[SUPPLIED MATERIAL start]
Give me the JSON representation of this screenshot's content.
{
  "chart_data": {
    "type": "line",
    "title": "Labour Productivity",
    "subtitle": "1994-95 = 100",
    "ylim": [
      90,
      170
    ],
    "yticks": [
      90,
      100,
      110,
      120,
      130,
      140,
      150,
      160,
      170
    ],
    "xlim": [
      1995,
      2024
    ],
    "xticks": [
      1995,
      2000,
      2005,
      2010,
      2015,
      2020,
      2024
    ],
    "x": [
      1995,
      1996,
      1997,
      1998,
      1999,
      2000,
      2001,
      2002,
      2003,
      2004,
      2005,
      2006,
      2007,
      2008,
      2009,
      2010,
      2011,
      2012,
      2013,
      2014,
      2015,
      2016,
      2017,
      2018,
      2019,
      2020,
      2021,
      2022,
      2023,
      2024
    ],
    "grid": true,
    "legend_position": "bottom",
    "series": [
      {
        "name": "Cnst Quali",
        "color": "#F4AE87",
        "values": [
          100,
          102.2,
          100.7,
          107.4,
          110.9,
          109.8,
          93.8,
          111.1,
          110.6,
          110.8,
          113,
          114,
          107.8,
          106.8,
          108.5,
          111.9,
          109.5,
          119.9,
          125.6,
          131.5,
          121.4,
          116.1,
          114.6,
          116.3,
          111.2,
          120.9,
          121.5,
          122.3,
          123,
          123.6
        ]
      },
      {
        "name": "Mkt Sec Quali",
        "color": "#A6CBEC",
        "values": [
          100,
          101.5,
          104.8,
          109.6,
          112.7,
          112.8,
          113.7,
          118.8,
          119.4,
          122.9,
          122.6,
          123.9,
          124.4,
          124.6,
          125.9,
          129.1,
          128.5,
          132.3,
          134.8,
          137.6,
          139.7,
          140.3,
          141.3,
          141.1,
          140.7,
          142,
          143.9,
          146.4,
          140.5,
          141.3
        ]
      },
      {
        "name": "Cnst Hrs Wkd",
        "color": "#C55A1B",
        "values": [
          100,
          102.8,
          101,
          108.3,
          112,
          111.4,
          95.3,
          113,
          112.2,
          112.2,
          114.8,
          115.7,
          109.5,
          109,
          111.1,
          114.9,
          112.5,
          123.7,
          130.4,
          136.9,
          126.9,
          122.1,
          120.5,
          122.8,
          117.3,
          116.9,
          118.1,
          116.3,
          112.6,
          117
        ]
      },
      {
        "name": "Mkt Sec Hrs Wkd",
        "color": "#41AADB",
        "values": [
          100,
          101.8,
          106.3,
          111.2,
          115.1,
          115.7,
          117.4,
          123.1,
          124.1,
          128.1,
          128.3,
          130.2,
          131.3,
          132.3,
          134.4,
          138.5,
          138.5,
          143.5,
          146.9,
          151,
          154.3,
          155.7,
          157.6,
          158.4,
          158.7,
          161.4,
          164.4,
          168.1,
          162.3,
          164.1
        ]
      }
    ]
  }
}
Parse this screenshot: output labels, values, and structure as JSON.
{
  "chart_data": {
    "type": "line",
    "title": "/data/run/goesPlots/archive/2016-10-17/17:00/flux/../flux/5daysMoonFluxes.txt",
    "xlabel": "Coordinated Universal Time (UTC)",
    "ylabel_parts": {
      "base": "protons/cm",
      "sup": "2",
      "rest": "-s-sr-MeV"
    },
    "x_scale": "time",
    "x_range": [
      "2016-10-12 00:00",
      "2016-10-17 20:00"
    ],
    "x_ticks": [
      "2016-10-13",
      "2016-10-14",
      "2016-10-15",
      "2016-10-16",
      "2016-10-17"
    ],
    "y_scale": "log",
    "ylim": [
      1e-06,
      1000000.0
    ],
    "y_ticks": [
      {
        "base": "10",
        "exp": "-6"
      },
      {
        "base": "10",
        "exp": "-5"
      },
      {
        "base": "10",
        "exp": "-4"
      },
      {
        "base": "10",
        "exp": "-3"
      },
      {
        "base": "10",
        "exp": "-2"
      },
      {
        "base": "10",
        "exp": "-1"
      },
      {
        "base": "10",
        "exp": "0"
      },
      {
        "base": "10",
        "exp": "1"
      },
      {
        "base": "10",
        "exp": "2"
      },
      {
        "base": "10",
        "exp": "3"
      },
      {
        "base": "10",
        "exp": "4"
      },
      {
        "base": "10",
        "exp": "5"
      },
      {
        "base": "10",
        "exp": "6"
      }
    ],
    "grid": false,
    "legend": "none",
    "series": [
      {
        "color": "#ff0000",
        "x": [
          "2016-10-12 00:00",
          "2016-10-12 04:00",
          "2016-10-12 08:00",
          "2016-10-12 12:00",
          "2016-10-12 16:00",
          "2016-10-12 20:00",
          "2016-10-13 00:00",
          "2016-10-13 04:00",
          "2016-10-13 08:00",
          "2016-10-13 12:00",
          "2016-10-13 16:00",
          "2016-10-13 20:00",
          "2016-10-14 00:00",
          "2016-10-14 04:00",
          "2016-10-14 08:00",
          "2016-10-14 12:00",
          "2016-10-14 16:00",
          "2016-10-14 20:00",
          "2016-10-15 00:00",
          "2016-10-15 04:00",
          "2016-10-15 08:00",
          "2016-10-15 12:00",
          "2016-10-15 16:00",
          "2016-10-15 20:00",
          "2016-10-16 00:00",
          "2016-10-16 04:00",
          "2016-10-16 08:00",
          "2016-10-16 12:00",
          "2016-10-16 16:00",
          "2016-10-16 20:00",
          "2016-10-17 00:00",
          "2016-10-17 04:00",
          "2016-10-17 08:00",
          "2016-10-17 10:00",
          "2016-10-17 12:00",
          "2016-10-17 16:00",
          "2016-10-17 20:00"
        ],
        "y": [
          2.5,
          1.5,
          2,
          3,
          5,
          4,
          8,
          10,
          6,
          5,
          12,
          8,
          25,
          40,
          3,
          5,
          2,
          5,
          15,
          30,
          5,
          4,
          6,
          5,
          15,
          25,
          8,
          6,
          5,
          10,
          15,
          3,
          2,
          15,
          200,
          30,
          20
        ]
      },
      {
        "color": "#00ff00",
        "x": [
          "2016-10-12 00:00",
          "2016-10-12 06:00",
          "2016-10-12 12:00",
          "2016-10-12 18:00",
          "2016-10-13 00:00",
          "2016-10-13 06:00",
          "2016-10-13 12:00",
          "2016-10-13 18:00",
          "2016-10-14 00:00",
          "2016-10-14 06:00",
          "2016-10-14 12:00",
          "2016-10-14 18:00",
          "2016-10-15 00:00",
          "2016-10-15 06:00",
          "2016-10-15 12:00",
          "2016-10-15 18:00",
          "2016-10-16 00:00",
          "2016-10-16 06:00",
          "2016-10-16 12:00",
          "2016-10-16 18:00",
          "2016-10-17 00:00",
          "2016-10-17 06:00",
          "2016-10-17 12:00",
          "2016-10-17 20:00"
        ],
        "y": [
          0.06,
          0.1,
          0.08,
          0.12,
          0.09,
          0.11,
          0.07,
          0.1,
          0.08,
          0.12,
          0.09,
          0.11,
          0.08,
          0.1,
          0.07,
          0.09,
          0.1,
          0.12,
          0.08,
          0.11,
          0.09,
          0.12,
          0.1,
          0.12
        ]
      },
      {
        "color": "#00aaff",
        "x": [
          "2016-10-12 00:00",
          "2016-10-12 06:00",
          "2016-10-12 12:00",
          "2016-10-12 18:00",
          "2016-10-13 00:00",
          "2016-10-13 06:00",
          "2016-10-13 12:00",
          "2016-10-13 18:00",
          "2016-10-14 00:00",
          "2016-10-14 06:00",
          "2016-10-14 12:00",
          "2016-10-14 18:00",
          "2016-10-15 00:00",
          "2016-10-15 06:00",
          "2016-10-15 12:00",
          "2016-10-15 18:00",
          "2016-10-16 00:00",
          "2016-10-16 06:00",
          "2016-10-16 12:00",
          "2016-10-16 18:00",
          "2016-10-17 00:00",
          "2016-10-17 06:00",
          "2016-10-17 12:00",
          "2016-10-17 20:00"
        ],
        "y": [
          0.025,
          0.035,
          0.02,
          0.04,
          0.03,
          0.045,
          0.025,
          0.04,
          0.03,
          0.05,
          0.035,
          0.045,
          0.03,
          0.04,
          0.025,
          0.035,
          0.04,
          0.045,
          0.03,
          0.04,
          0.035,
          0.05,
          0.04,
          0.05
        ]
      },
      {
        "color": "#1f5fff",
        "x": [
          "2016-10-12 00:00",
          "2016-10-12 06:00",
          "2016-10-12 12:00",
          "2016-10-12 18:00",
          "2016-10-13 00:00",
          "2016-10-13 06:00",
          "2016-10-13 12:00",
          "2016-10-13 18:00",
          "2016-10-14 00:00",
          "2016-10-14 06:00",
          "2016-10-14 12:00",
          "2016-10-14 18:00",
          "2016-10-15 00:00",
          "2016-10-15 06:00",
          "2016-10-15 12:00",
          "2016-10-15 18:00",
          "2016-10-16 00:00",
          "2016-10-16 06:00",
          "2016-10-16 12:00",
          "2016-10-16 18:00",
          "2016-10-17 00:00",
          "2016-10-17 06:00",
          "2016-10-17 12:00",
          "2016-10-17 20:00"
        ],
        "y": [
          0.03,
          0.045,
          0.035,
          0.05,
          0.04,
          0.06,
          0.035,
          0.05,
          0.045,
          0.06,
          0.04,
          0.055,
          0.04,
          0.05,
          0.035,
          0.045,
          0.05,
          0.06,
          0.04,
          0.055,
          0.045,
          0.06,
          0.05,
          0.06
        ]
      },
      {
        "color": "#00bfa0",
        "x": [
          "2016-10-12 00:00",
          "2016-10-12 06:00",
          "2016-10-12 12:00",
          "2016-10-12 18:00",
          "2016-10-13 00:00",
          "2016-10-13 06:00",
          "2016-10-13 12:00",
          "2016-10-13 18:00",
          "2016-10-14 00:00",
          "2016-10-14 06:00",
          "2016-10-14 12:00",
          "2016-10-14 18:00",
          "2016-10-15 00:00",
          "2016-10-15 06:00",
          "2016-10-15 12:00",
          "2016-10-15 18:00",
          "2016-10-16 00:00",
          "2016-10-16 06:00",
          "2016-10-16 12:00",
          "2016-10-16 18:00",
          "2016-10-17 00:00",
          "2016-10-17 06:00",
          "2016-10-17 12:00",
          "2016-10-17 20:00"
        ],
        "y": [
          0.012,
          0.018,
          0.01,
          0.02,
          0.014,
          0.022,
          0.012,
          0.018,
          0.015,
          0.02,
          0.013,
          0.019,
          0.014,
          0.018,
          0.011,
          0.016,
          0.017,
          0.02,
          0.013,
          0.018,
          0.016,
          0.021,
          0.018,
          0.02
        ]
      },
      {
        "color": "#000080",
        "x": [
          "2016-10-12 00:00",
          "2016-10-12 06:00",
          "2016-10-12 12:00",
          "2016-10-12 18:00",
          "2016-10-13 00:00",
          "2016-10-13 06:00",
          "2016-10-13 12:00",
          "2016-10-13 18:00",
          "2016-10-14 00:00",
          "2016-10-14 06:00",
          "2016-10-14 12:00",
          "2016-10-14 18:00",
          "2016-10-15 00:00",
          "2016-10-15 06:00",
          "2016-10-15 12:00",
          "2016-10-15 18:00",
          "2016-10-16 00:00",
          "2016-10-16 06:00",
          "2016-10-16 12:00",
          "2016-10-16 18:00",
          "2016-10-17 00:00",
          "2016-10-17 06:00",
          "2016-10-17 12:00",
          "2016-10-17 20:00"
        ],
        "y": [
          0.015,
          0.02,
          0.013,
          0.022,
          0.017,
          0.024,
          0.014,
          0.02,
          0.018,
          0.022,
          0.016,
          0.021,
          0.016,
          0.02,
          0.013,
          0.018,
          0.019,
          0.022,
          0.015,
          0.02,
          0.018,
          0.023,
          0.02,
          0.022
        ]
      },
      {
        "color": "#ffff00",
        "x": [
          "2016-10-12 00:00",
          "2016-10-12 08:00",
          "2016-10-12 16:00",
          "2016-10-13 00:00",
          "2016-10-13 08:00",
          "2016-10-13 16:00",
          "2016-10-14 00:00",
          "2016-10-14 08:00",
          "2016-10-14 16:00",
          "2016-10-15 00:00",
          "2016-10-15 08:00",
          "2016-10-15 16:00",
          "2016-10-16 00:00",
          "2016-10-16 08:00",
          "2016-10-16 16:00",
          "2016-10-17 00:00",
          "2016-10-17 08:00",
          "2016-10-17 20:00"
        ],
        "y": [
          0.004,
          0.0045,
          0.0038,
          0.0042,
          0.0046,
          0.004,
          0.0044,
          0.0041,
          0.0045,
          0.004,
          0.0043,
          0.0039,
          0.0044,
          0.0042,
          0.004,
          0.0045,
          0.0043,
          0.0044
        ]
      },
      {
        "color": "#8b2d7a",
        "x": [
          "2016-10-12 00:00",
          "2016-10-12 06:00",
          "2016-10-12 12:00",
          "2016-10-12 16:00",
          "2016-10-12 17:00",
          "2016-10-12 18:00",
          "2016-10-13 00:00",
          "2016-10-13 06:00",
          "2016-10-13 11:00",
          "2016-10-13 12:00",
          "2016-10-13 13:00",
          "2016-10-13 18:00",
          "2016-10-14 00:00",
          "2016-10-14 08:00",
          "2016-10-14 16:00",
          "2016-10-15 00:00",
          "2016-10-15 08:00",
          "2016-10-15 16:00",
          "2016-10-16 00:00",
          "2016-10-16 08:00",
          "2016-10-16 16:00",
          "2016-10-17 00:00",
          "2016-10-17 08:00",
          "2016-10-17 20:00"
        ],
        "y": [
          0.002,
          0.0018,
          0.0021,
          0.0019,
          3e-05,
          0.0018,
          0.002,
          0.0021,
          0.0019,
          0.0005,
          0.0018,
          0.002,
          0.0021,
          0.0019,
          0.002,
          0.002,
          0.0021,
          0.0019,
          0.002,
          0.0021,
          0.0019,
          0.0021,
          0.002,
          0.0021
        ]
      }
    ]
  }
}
[SUPPLIED MATERIAL end]
THE EXERCISE: Identify every line holding the word "this" and copy it out.

FULL OUTPUT:
Give me the JSON representation of this screenshot's content.
Parse this screenshot: output labels, values, and structure as JSON.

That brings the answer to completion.